_BRIEF_.
In the lines starting with the one that contains "Give bounding boxes" and stopping after the one that contains "paragraph-text: - на интернет-сайте", replace "component" with "element" and write those lines out again with nothing else changed. Omit the pictures from your answer.

_GIVEN INFORMATION_.
+-------+
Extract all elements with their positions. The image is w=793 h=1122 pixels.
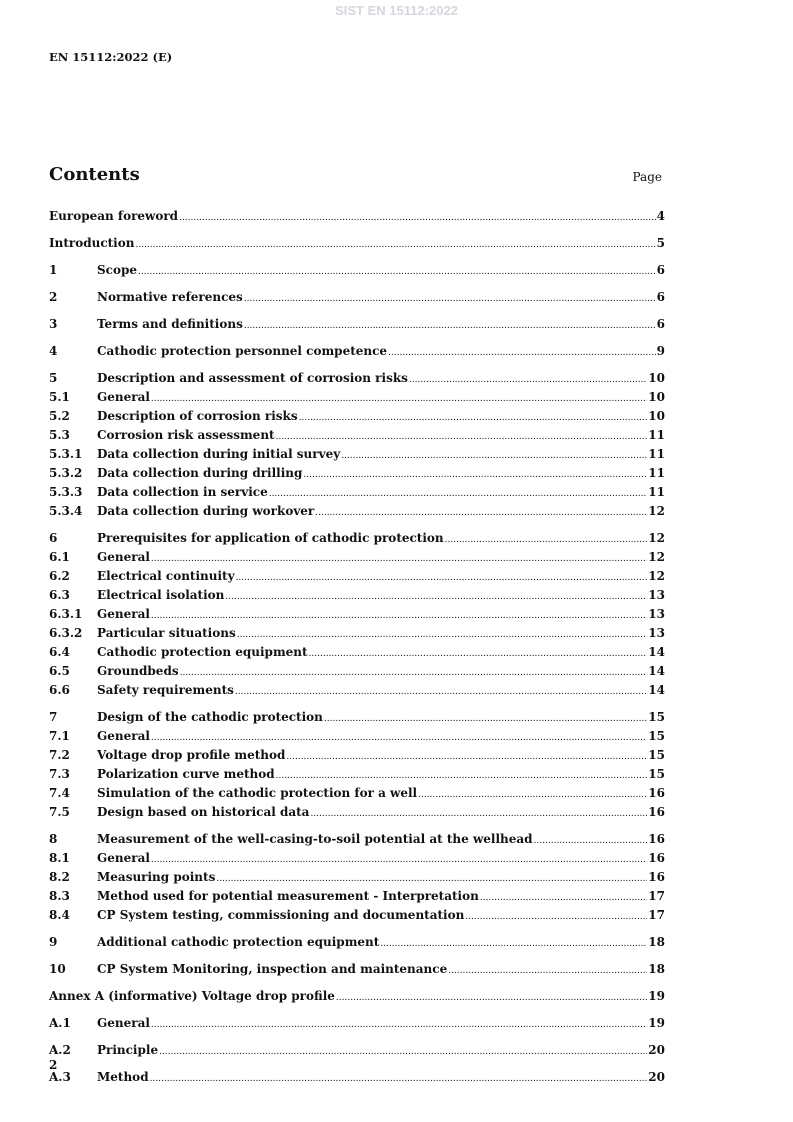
+-------+
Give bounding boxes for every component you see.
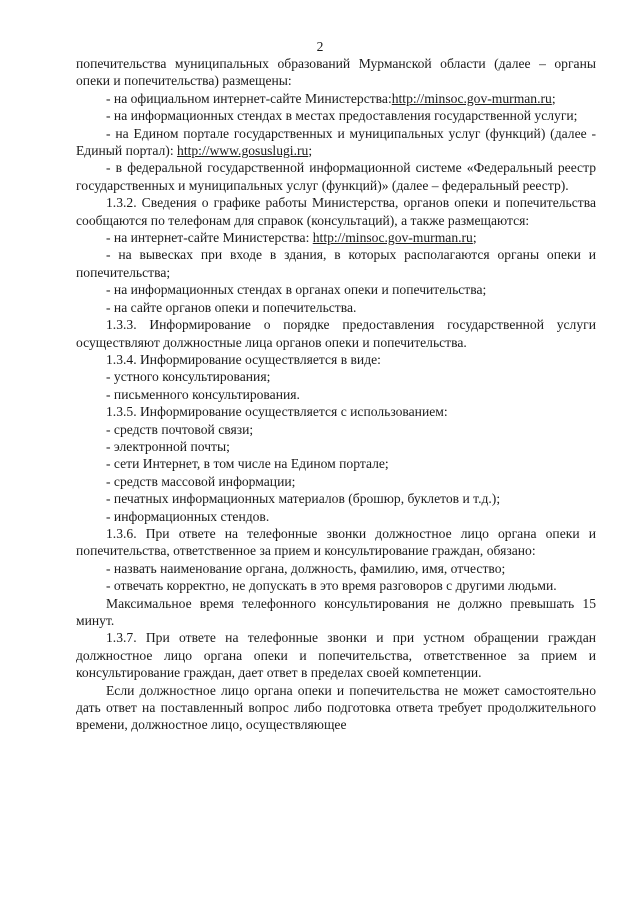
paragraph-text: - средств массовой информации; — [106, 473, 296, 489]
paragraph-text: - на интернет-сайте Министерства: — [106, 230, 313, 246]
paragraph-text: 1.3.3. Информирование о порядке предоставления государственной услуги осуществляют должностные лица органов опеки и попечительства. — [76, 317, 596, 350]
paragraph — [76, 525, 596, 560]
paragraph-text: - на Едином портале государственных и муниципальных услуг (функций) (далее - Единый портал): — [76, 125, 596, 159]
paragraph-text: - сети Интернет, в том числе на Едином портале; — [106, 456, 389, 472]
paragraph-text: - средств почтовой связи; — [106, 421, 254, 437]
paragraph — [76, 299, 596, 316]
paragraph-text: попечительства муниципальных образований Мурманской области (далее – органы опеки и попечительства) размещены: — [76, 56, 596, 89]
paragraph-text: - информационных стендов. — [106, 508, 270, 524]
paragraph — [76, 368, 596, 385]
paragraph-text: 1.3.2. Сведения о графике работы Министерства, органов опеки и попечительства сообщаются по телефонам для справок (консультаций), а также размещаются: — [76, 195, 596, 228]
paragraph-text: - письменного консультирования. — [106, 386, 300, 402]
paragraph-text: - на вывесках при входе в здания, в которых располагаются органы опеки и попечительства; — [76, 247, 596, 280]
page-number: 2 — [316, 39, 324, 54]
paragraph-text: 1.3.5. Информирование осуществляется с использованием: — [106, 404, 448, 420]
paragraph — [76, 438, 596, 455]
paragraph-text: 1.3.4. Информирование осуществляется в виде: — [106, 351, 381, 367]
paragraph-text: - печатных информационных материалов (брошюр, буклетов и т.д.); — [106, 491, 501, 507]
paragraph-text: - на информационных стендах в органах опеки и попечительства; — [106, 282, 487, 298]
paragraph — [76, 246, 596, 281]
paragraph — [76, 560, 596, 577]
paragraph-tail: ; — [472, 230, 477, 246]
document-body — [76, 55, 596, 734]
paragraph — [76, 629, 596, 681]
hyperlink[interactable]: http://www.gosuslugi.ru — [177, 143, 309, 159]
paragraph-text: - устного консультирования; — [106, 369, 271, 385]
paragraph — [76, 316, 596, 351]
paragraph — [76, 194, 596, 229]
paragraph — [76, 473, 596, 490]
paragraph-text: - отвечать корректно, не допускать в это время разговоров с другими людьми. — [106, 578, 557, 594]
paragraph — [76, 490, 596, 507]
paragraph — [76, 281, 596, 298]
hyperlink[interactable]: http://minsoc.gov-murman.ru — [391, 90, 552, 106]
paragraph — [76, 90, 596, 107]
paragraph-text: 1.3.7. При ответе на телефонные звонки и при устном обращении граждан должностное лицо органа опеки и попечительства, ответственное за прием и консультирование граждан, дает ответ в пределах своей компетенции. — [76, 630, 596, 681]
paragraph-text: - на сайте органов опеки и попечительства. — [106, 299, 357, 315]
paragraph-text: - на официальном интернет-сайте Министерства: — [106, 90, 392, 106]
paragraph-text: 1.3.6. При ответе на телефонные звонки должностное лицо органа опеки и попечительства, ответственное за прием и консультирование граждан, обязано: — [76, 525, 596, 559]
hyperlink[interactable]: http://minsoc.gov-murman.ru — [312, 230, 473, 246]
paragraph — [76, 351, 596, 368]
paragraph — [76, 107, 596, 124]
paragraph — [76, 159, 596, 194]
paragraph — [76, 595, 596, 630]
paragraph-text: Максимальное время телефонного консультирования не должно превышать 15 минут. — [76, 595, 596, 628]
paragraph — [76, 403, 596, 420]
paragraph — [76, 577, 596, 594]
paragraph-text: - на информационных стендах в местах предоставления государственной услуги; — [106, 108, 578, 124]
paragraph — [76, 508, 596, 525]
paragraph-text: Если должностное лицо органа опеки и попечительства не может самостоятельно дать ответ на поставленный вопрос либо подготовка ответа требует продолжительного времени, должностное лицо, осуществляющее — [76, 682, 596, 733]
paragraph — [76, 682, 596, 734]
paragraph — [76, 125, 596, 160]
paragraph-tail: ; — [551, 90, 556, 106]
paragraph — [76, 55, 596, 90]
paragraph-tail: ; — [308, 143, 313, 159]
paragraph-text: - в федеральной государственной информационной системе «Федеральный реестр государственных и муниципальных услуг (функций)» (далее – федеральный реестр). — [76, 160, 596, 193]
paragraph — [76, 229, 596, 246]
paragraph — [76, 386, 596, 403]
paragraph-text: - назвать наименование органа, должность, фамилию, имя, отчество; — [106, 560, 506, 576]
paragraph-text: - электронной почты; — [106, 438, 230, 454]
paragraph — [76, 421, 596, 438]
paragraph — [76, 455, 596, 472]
+-------+
_EXPECTED ANSWER_.
Give bounding boxes for every element you see.
paragraph-text: - средств массовой информации; — [106, 473, 296, 489]
paragraph-text: - на интернет-сайте Министерства: — [106, 230, 313, 246]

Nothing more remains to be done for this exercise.